## [SEZIONE DEL DOCUMENTO]

L'obiettivo, dichiarato, sono 19 medaglie.

Perché per la terza Olimpiade invernale in casa l'Italia non vuole certo sfigurare: e così a 20 anni dai Giochi di Torino, quando manca solo un mese a quelli di Milano Cortina (il 6 febbraio la doppia cerimonia), la corsa verso il d-day con l'accensione dei due bracieri ufficiali si fa serrata. Non senza qualche inciampo, però.

Nelle Olimpiadi di neve e ghiaccio n.25, le prime con due città (distanti 400 km) a dare il nome all'evento e anche le prime decisamente diffuse (oltre a Milano e alla località ampezzana, sono sedi olimpiche Rho, Assago, Bormio, Livigno, Predazzo, Rasun-Anterselva, Tesero e Verona protagonista anche se solo per la cerimonia di chiusura), a 30 giorni dal via crescono attesa con i consueti timori. Questi relativi soprattutto a logistica e ritardi nei lavori.

## [ESTRATTI DEI DATI]
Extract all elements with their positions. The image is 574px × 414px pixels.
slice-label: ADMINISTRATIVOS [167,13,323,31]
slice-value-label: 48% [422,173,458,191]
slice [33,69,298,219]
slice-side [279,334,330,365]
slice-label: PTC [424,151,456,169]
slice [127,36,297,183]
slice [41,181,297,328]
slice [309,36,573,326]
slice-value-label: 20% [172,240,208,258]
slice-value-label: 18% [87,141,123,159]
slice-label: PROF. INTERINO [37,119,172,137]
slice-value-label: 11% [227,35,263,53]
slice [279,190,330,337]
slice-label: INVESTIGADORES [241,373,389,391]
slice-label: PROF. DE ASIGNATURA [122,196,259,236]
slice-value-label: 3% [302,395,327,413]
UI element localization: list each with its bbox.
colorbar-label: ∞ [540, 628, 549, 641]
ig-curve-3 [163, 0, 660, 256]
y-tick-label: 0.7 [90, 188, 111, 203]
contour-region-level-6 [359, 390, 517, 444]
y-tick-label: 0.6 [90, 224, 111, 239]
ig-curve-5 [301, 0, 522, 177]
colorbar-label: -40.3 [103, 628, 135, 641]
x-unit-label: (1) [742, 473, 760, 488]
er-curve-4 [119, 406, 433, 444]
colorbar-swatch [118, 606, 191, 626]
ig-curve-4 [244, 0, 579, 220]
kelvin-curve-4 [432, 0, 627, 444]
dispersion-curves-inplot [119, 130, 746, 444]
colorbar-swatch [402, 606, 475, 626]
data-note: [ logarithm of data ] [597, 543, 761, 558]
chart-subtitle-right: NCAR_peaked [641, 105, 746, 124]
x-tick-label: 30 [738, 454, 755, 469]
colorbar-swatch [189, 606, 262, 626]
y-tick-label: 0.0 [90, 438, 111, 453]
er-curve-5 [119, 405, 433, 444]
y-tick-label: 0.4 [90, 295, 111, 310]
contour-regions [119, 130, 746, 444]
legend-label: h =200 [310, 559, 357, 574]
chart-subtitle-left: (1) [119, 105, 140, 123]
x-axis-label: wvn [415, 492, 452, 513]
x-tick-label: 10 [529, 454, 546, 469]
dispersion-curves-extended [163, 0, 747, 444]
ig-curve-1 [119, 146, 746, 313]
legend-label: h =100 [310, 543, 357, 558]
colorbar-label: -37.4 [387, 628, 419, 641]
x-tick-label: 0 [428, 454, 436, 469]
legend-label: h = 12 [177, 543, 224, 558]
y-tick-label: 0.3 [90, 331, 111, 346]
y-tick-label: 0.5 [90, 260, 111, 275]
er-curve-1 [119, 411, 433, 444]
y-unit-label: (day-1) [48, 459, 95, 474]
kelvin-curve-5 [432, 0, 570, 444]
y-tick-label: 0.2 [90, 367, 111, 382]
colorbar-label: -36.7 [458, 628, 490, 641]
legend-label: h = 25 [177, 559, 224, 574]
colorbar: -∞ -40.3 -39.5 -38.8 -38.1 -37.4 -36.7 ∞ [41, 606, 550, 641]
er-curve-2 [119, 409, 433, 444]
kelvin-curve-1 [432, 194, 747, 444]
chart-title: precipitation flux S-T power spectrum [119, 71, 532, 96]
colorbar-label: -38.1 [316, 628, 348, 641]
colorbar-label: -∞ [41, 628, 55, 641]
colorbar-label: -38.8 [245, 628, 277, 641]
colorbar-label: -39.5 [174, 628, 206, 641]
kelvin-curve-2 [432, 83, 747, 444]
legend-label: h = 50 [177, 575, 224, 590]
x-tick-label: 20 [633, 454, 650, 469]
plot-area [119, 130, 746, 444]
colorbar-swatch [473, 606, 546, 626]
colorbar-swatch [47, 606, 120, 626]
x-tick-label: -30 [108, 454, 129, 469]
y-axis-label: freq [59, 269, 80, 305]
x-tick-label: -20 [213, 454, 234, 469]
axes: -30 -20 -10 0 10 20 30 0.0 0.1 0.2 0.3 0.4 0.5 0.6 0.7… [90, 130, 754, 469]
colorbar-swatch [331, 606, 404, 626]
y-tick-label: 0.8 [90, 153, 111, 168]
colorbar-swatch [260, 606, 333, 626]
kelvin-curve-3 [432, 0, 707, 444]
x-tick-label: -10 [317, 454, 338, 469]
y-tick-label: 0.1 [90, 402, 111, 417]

## [COMPITI DA SVOLGERE]
#1 Nell'articolo sulle Olimpiadi di Milano Cortina, riscrivi il passo che inizia con "L'obiettivo, dichiarato, sono" e termina con "qualche inciampo, però.", sostituendo "bracieri" con "tripodi".
#2 Rispondi a queste domande sull'articolo dedicato alle Olimpiadi di Milano Cortina:
(a) Quante medaglie indica l'obiettivo dichiarato?
(b) In che giorno si svolgerà la doppia cerimonia?
(c) Quale città sarà protagonista solo per la cerimonia di chiusura?
#3 Prosegui l'articolo sulle Olimpiadi invernali di Milano Cortina partendo dopo la sua ultima frase.

## [RISPOSTE QUI SOTTO]
#1
L'obiettivo, dichiarato, sono 19 medaglie.

Perché per la terza Olimpiade invernale in casa l'Italia non vuole certo sfigurare: e così a 20 anni dai Giochi di Torino, quando manca solo un mese a quelli di Milano Cortina (il 6 febbraio la doppia cerimonia), la corsa verso il d-day con l'accensione dei due tripodi ufficiali si fa serrata. Non senza qualche inciampo, però.

#2
(a) 19 medaglie.
(b) Il 6 febbraio.
(c) Verona.

#3
In Piazza Duomo a Milano e in Piazza Angelo Dibona a Cortina, tra le luci delle feste ormai ai titoli di coda, i due grandi Countdown Clock continuano a scandire l'inesorabile avvicinamento al grande evento. E se sono in doppia cifra i portabandiera, anche i conti non scherzano: a San Siro sfileranno Arianna Fontana, la regina dello short track c'era anche nel 2006 allora poco più che bambina, e Federico Pellegrino, n.1 del fondo al suo ultimo evento sugli sci; mentre a Cortina tocca a Federica Brignone, protagonista di un recupero monstre dopo l'infortunio che l'ha tenuta ferma dallo scorso aprile, e Amos Mosaner, olimpionico del curling che nella perla delle Dolomiti avrà la sua sede di gara. Il piano dei Giochi prevede 98 opere per un investimento complessivo di 3.54 miliardi di euro, di cui solo il 13% dedicate alle Olimpiadi e l'87% alla legacy, soprattutto per interventi stradali o ferroviari (per ogni euro destinato alle opere indispensabili ai Giochi, se ne spendono 6,6 per quelle che restano in eredità ai territori coinvolti).